— Start of The data —

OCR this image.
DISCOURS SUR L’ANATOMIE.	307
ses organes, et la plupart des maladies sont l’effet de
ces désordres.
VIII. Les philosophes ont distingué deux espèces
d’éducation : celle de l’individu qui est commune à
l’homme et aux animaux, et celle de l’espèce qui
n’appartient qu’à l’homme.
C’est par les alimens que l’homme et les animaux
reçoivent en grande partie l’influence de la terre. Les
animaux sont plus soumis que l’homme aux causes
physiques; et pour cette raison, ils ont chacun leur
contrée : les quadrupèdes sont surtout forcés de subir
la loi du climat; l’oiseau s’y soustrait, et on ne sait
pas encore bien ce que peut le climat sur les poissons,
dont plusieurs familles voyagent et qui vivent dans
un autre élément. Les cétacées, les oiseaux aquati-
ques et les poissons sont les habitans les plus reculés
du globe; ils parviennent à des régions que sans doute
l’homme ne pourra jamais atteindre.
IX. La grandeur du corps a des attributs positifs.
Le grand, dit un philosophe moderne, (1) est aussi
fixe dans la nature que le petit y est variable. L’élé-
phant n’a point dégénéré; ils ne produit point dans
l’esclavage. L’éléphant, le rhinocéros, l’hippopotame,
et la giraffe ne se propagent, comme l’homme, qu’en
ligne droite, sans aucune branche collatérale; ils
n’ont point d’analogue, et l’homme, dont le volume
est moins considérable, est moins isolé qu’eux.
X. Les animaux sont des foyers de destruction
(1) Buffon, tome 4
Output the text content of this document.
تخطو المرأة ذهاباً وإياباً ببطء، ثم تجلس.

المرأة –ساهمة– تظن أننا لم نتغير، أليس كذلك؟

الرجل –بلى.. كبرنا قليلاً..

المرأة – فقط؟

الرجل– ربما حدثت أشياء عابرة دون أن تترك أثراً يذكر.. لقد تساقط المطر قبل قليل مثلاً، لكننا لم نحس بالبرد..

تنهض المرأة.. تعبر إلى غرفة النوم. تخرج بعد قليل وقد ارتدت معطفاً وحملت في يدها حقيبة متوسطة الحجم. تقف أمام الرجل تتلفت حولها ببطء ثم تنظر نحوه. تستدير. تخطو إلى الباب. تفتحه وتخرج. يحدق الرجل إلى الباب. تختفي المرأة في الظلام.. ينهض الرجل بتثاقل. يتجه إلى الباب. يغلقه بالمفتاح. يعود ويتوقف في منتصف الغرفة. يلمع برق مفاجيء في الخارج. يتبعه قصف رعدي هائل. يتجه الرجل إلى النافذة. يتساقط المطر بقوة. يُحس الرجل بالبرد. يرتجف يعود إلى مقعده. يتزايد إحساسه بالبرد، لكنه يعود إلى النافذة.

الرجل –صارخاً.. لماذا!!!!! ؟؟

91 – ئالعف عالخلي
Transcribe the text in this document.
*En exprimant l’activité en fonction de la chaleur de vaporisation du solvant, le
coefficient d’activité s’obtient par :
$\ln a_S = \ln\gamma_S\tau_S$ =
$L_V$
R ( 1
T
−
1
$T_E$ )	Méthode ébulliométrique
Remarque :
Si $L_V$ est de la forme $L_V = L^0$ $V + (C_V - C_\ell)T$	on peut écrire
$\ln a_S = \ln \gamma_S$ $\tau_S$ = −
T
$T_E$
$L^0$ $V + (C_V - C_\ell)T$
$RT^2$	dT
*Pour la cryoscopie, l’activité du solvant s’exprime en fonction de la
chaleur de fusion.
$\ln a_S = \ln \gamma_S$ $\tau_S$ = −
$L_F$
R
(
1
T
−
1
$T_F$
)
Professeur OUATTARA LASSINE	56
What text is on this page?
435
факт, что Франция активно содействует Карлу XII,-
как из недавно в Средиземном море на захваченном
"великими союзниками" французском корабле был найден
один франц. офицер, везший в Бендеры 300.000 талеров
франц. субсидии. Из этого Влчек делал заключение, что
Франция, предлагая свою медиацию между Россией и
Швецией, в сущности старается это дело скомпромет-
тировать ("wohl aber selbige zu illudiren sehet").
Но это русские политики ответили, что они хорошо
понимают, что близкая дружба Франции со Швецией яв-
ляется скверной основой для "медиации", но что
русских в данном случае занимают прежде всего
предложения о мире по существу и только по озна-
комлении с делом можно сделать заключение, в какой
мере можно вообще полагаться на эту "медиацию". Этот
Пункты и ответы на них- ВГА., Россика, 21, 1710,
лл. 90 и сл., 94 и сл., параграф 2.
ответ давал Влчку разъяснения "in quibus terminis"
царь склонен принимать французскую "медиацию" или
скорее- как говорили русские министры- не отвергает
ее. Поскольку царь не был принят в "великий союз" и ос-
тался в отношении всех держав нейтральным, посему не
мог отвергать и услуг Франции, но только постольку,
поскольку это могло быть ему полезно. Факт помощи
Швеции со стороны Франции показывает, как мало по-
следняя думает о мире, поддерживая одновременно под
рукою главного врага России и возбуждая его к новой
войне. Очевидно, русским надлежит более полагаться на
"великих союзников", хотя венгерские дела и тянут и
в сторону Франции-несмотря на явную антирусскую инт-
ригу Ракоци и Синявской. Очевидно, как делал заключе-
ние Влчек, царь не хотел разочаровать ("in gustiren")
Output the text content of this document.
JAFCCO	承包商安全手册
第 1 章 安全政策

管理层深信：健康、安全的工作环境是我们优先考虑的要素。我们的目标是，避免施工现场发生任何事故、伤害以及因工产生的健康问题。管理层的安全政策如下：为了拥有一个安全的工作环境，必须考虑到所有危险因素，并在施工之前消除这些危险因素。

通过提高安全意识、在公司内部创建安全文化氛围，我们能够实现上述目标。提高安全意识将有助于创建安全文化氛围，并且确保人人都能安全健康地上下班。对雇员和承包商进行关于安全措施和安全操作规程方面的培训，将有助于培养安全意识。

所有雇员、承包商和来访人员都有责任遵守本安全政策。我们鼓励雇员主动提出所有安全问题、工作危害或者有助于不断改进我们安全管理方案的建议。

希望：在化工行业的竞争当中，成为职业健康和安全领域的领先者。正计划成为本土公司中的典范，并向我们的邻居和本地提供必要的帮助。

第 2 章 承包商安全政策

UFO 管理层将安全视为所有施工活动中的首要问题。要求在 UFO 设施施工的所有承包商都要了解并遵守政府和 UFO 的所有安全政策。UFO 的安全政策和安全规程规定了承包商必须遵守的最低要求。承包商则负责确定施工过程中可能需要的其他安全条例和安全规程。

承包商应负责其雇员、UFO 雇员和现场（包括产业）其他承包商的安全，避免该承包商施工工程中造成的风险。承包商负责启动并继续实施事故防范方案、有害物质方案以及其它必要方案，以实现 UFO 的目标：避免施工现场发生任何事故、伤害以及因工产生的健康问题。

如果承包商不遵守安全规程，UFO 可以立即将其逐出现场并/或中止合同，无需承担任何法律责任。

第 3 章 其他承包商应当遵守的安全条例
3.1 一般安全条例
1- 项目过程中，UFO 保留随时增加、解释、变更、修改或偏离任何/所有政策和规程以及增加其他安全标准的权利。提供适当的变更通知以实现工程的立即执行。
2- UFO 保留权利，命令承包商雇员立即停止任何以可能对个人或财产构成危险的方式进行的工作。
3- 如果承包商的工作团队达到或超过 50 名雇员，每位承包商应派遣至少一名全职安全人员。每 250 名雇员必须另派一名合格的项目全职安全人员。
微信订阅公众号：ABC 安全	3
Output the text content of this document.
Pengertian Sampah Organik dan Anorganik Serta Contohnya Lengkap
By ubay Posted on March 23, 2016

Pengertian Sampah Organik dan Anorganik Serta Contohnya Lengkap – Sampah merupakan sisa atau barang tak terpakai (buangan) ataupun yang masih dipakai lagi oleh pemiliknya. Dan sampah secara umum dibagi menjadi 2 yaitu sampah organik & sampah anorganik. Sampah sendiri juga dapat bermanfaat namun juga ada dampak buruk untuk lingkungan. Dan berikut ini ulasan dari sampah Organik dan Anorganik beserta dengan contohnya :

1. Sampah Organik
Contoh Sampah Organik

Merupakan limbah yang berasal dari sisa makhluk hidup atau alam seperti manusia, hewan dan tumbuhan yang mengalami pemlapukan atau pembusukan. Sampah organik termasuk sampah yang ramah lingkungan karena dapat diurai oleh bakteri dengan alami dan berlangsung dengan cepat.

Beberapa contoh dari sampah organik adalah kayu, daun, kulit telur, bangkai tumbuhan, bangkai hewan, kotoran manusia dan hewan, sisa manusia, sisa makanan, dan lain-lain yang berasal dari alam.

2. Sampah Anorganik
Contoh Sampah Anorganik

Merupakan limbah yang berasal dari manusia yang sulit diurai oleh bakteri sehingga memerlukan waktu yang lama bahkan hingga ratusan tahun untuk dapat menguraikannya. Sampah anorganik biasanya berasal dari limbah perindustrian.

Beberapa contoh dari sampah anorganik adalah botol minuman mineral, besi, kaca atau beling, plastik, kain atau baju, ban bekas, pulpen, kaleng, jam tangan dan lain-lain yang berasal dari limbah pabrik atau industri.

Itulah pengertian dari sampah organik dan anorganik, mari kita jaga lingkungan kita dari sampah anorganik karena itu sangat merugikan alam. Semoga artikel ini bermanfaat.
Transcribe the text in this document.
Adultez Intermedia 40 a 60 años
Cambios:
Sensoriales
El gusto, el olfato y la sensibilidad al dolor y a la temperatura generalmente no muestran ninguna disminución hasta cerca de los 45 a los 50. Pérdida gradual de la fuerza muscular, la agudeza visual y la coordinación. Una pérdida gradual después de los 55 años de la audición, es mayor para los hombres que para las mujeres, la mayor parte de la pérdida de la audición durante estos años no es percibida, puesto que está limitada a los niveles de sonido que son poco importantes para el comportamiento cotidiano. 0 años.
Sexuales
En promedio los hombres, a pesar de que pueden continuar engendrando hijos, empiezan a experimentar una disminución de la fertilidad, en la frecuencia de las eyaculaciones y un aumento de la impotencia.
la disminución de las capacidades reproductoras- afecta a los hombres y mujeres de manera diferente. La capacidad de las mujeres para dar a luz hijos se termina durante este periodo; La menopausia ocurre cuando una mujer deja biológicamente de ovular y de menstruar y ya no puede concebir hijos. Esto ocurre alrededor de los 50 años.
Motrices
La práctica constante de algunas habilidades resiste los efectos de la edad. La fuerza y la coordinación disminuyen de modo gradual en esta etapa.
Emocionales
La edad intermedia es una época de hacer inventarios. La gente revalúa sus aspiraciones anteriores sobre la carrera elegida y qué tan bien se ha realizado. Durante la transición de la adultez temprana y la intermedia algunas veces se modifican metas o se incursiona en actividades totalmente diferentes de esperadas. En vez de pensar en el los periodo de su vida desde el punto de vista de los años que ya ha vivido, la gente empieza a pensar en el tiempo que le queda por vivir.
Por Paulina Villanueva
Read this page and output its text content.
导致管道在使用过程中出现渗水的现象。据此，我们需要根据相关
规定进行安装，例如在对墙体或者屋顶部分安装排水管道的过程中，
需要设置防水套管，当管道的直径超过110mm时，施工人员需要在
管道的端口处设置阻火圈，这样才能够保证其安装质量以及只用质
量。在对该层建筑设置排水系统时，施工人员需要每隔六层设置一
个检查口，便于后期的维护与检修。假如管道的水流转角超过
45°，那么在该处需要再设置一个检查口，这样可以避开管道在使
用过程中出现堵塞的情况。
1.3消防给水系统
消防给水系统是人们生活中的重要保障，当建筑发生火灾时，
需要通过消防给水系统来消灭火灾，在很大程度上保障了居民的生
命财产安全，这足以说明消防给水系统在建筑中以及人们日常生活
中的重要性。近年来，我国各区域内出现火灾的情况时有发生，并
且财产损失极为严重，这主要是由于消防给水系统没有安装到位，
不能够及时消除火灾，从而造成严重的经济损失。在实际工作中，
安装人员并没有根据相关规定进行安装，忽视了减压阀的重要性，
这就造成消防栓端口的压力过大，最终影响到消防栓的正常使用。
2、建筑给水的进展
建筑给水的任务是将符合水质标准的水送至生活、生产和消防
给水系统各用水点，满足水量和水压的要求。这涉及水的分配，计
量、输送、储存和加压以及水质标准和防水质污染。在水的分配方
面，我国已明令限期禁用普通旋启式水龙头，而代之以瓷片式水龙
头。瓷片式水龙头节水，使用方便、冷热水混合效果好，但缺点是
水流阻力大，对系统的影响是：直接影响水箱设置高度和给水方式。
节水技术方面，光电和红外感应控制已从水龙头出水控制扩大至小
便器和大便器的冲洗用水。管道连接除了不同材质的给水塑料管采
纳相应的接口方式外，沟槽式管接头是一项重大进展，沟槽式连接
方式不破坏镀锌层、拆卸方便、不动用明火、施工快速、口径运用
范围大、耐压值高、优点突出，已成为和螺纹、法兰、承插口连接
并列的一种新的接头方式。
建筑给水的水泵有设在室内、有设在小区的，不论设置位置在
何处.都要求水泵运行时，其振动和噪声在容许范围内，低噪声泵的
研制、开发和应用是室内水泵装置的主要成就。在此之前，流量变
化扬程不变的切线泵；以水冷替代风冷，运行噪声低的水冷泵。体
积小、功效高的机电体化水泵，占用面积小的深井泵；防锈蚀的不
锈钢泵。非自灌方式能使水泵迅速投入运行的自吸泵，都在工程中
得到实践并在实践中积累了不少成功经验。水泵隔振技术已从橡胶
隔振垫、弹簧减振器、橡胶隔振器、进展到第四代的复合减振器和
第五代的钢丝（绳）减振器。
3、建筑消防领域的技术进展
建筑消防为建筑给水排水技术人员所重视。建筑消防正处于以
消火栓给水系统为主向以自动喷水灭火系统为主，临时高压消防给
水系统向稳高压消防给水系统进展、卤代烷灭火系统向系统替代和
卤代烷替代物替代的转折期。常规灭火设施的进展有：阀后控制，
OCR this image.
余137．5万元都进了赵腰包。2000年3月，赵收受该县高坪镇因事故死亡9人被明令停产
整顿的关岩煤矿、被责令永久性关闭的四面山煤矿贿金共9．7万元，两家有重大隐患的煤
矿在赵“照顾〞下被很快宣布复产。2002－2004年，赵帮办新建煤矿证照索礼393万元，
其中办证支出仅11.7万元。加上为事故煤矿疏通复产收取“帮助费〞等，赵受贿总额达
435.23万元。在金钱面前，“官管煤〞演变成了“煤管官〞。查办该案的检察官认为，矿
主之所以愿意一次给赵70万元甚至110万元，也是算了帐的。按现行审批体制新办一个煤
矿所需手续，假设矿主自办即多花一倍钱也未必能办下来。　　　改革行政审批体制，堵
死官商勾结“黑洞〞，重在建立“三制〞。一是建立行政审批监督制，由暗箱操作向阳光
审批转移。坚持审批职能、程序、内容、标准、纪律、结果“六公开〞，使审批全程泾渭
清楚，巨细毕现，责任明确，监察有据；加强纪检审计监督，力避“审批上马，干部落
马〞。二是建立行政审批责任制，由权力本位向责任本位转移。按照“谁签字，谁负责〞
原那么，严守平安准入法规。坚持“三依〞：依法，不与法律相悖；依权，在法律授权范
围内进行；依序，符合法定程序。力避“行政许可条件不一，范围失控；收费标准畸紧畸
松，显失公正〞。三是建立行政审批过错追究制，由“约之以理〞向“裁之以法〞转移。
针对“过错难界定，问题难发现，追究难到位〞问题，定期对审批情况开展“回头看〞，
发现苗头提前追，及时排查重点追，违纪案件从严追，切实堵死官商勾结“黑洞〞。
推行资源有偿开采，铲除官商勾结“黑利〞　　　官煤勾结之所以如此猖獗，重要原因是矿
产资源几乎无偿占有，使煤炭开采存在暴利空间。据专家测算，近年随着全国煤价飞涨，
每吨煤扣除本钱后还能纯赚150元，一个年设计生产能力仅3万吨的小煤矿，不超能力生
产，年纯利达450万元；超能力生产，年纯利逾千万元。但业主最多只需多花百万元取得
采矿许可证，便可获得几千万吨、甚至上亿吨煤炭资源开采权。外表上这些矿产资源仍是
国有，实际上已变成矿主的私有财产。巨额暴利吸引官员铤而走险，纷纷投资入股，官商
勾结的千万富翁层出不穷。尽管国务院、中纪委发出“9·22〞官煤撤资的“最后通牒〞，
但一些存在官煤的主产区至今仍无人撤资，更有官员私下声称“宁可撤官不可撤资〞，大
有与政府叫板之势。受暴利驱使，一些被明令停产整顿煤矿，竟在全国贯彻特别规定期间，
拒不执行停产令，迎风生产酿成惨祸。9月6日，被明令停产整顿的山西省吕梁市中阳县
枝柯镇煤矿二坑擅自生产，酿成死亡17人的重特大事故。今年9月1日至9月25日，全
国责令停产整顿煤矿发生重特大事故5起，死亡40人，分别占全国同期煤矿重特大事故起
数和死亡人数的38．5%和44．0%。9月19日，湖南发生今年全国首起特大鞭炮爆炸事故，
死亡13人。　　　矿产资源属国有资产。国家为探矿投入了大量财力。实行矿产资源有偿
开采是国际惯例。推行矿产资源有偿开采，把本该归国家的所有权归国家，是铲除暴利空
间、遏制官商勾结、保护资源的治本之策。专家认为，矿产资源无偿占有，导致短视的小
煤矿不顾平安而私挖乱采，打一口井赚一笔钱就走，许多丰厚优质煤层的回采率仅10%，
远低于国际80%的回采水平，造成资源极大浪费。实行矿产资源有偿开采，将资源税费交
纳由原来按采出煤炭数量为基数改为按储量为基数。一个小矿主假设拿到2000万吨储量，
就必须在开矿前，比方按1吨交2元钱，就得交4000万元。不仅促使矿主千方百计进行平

— End of The data —

== What is expected ==
For each line above that contains the word "untuk", copy that line.

== Response to the exercise ==
Pengertian Sampah Organik dan Anorganik Serta Contohnya Lengkap – Sampah merupakan sisa atau barang tak terpakai (buangan) ataupun yang masih dipakai lagi oleh pemiliknya. Dan sampah secara umum dibagi menjadi 2 yaitu sampah organik & sampah anorganik. Sampah sendiri juga dapat bermanfaat namun juga ada dampak buruk untuk lingkungan. Dan berikut ini ulasan dari sampah Organik dan Anorganik beserta dengan contohnya :
Merupakan limbah yang berasal dari manusia yang sulit diurai oleh bakteri sehingga memerlukan waktu yang lama bahkan hingga ratusan tahun untuk dapat menguraikannya. Sampah anorganik biasanya berasal dari limbah perindustrian.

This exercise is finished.